▼▼▼

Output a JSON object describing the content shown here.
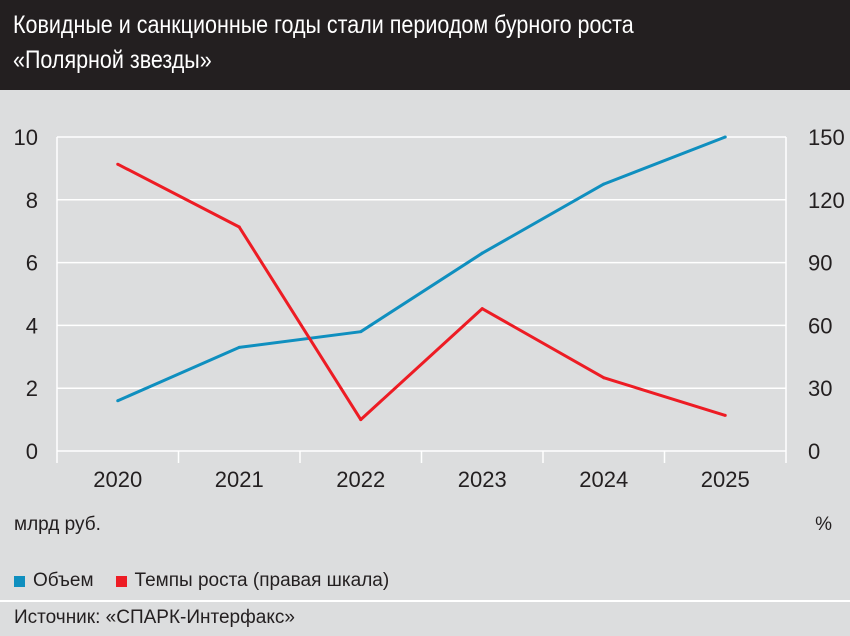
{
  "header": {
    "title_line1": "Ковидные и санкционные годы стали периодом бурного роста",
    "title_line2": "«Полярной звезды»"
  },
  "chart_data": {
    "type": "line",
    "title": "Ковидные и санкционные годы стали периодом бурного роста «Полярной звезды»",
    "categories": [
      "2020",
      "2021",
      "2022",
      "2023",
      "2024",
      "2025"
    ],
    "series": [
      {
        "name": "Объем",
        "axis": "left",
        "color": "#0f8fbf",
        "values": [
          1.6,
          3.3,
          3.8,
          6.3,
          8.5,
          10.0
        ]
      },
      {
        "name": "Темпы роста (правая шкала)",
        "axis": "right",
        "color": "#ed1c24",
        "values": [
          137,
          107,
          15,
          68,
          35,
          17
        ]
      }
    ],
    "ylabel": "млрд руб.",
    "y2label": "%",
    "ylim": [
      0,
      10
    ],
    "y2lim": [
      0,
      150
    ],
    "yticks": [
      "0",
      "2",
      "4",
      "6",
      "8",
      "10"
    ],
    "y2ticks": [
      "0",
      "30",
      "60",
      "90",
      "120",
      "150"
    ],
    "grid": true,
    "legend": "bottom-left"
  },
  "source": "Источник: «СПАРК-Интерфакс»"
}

▲▲▲

→ Work to be completed
Extract from the data every line where "Полярной" shows up.

→ Response to the task
    "title_line2": "«Полярной звезды»"
    "title": "Ковидные и санкционные годы стали периодом бурного роста «Полярной звезды»",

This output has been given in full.